#### Goal of the exercise:
In your copy, include every line of the listing below exactly but none of the pictures.

---------- Material to process

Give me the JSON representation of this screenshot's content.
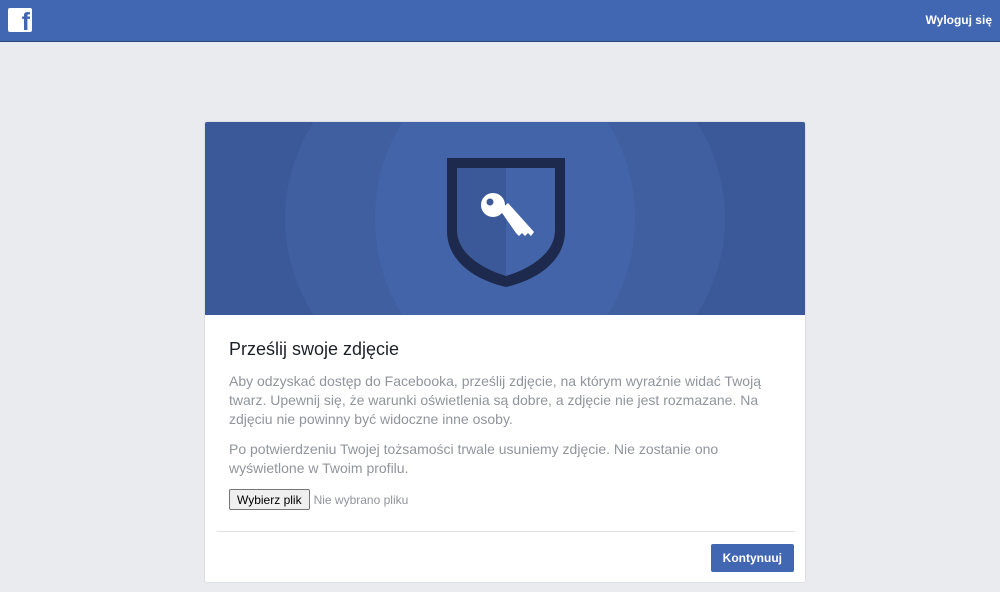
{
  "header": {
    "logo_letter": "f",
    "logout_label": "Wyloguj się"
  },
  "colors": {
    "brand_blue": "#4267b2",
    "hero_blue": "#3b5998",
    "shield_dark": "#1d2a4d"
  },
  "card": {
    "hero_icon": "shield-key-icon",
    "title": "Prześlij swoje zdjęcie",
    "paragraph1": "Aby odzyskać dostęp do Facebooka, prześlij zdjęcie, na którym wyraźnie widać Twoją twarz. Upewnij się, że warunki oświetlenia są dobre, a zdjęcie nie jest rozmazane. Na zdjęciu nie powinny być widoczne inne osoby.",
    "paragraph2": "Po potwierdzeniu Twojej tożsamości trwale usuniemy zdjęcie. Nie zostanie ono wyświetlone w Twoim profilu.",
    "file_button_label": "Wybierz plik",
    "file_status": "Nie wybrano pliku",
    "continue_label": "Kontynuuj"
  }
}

--------------------

#### In response:
Give me the JSON representation of this screenshot's content.
{
  "header": {
    "logo_letter": "f",
    "logout_label": "Wyloguj się"
  },
  "colors": {
    "brand_blue": "#4267b2",
    "hero_blue": "#3b5998",
    "shield_dark": "#1d2a4d"
  },
  "card": {
    "hero_icon": "shield-key-icon",
    "title": "Prześlij swoje zdjęcie",
    "paragraph1": "Aby odzyskać dostęp do Facebooka, prześlij zdjęcie, na którym wyraźnie widać Twoją twarz. Upewnij się, że warunki oświetlenia są dobre, a zdjęcie nie jest rozmazane. Na zdjęciu nie powinny być widoczne inne osoby.",
    "paragraph2": "Po potwierdzeniu Twojej tożsamości trwale usuniemy zdjęcie. Nie zostanie ono wyświetlone w Twoim profilu.",
    "file_button_label": "Wybierz plik",
    "file_status": "Nie wybrano pliku",
    "continue_label": "Kontynuuj"
  }
}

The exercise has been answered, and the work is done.